*DIRECTION*.
Reproduce the listing below exactly, minus its pictures.

-- begin DATA IN THIS EXERCISE --

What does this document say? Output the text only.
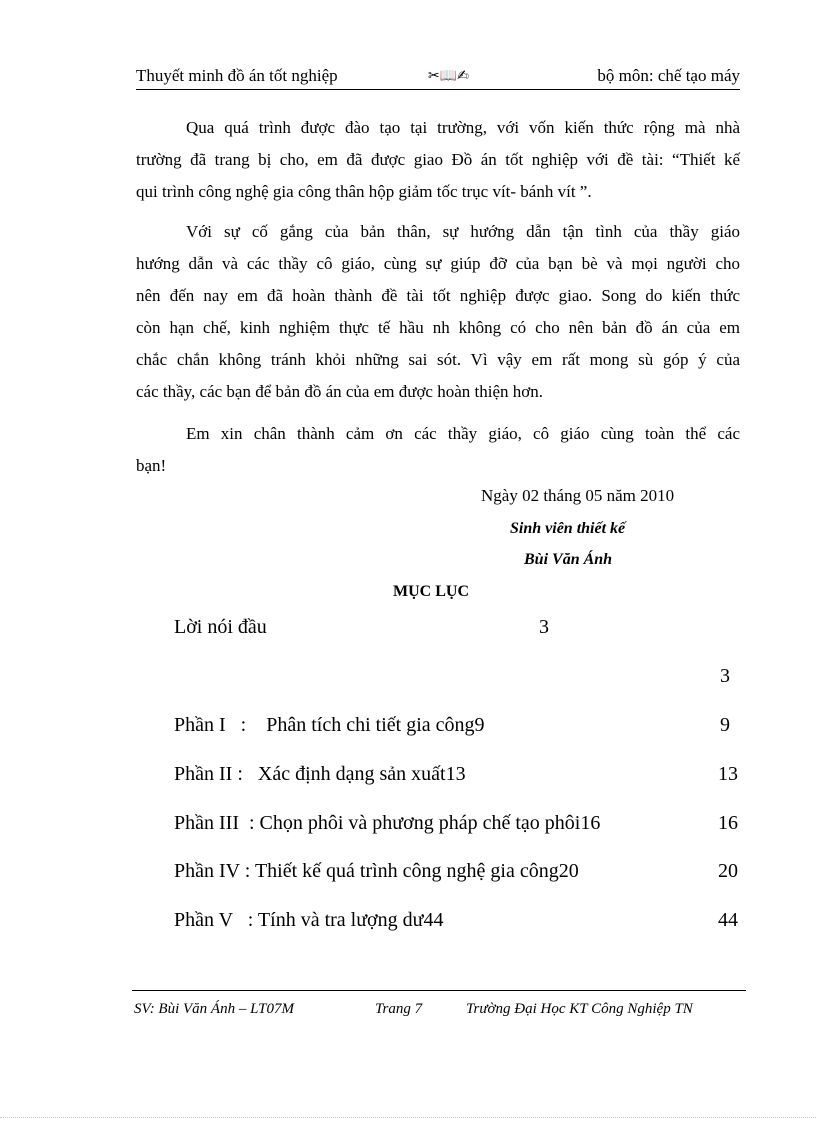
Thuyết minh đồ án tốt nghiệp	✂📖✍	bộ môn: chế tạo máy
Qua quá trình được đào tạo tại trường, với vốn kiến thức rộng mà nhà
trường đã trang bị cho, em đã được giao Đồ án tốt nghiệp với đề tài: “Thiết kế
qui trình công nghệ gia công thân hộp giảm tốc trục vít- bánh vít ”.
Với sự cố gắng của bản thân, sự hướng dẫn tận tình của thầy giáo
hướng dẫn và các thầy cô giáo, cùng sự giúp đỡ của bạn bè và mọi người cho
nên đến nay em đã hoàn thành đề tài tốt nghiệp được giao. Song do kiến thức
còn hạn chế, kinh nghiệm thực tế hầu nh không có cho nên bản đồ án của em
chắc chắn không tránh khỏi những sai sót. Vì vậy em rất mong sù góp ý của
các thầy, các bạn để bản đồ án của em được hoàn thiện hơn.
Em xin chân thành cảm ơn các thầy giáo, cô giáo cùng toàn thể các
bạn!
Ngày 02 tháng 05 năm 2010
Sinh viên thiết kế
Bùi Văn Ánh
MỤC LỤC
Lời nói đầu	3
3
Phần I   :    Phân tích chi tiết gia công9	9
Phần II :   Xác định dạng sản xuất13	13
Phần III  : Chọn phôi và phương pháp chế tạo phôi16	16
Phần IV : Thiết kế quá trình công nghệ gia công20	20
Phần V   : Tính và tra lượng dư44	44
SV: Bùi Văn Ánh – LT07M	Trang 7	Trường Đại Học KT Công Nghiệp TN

-- end DATA IN THIS EXERCISE --

*TASK SOLUTION*.
What does this document say? Output the text only.
Thuyết minh đồ án tốt nghiệp	✂📖✍	bộ môn: chế tạo máy
Qua quá trình được đào tạo tại trường, với vốn kiến thức rộng mà nhà
trường đã trang bị cho, em đã được giao Đồ án tốt nghiệp với đề tài: “Thiết kế
qui trình công nghệ gia công thân hộp giảm tốc trục vít- bánh vít ”.
Với sự cố gắng của bản thân, sự hướng dẫn tận tình của thầy giáo
hướng dẫn và các thầy cô giáo, cùng sự giúp đỡ của bạn bè và mọi người cho
nên đến nay em đã hoàn thành đề tài tốt nghiệp được giao. Song do kiến thức
còn hạn chế, kinh nghiệm thực tế hầu nh không có cho nên bản đồ án của em
chắc chắn không tránh khỏi những sai sót. Vì vậy em rất mong sù góp ý của
các thầy, các bạn để bản đồ án của em được hoàn thiện hơn.
Em xin chân thành cảm ơn các thầy giáo, cô giáo cùng toàn thể các
bạn!
Ngày 02 tháng 05 năm 2010
Sinh viên thiết kế
Bùi Văn Ánh
MỤC LỤC
Lời nói đầu	3
3
Phần I   :    Phân tích chi tiết gia công9	9
Phần II :   Xác định dạng sản xuất13	13
Phần III  : Chọn phôi và phương pháp chế tạo phôi16	16
Phần IV : Thiết kế quá trình công nghệ gia công20	20
Phần V   : Tính và tra lượng dư44	44
SV: Bùi Văn Ánh – LT07M	Trang 7	Trường Đại Học KT Công Nghiệp TN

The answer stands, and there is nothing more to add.